Request | Every entry needs to be reproduced exactly.

(Collection entries)
::::::::::

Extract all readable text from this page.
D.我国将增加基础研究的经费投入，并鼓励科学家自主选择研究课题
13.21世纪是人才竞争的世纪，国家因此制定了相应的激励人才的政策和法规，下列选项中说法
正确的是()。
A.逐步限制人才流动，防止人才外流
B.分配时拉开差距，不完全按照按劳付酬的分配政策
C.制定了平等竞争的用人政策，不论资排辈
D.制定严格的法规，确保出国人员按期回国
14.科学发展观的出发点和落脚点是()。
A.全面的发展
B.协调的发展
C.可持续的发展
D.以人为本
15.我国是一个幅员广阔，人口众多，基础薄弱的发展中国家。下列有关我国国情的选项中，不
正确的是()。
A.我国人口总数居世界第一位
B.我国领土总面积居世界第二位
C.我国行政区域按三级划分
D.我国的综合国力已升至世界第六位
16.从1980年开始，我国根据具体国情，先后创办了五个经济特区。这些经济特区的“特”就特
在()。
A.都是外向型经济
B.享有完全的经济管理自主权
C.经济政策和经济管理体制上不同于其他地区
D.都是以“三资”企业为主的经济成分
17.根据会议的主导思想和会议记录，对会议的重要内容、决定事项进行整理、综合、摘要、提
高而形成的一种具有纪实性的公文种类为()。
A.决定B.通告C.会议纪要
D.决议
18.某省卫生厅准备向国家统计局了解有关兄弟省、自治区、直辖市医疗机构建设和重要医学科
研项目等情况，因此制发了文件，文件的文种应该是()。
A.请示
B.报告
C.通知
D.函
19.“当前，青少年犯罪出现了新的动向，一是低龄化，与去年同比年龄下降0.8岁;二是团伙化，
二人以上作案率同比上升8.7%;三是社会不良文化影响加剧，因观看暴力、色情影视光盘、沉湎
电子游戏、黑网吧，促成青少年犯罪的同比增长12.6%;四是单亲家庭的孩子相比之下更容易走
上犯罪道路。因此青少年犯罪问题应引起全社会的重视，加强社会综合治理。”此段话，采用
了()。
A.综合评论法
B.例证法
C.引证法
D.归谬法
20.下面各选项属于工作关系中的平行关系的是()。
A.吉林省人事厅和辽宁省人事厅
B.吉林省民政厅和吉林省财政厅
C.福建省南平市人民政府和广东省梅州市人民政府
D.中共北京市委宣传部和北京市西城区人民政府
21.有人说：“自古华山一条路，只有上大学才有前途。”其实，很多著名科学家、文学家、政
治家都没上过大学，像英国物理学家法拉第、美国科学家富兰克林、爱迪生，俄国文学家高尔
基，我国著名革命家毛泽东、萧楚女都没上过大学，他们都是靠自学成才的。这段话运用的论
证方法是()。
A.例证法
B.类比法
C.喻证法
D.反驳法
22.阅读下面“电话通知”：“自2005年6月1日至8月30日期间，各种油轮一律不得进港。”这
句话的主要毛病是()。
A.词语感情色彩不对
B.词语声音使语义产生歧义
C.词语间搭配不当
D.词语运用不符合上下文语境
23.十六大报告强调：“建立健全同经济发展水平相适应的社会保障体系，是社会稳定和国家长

::::::::::

Correct output |
Extract all readable text from this page.
D.我国将增加基础研究的经费投入，并鼓励科学家自主选择研究课题
13.21世纪是人才竞争的世纪，国家因此制定了相应的激励人才的政策和法规，下列选项中说法
正确的是()。
A.逐步限制人才流动，防止人才外流
B.分配时拉开差距，不完全按照按劳付酬的分配政策
C.制定了平等竞争的用人政策，不论资排辈
D.制定严格的法规，确保出国人员按期回国
14.科学发展观的出发点和落脚点是()。
A.全面的发展
B.协调的发展
C.可持续的发展
D.以人为本
15.我国是一个幅员广阔，人口众多，基础薄弱的发展中国家。下列有关我国国情的选项中，不
正确的是()。
A.我国人口总数居世界第一位
B.我国领土总面积居世界第二位
C.我国行政区域按三级划分
D.我国的综合国力已升至世界第六位
16.从1980年开始，我国根据具体国情，先后创办了五个经济特区。这些经济特区的“特”就特
在()。
A.都是外向型经济
B.享有完全的经济管理自主权
C.经济政策和经济管理体制上不同于其他地区
D.都是以“三资”企业为主的经济成分
17.根据会议的主导思想和会议记录，对会议的重要内容、决定事项进行整理、综合、摘要、提
高而形成的一种具有纪实性的公文种类为()。
A.决定B.通告C.会议纪要
D.决议
18.某省卫生厅准备向国家统计局了解有关兄弟省、自治区、直辖市医疗机构建设和重要医学科
研项目等情况，因此制发了文件，文件的文种应该是()。
A.请示
B.报告
C.通知
D.函
19.“当前，青少年犯罪出现了新的动向，一是低龄化，与去年同比年龄下降0.8岁;二是团伙化，
二人以上作案率同比上升8.7%;三是社会不良文化影响加剧，因观看暴力、色情影视光盘、沉湎
电子游戏、黑网吧，促成青少年犯罪的同比增长12.6%;四是单亲家庭的孩子相比之下更容易走
上犯罪道路。因此青少年犯罪问题应引起全社会的重视，加强社会综合治理。”此段话，采用
了()。
A.综合评论法
B.例证法
C.引证法
D.归谬法
20.下面各选项属于工作关系中的平行关系的是()。
A.吉林省人事厅和辽宁省人事厅
B.吉林省民政厅和吉林省财政厅
C.福建省南平市人民政府和广东省梅州市人民政府
D.中共北京市委宣传部和北京市西城区人民政府
21.有人说：“自古华山一条路，只有上大学才有前途。”其实，很多著名科学家、文学家、政
治家都没上过大学，像英国物理学家法拉第、美国科学家富兰克林、爱迪生，俄国文学家高尔
基，我国著名革命家毛泽东、萧楚女都没上过大学，他们都是靠自学成才的。这段话运用的论
证方法是()。
A.例证法
B.类比法
C.喻证法
D.反驳法
22.阅读下面“电话通知”：“自2005年6月1日至8月30日期间，各种油轮一律不得进港。”这
句话的主要毛病是()。
A.词语感情色彩不对
B.词语声音使语义产生歧义
C.词语间搭配不当
D.词语运用不符合上下文语境
23.十六大报告强调：“建立健全同经济发展水平相适应的社会保障体系，是社会稳定和国家长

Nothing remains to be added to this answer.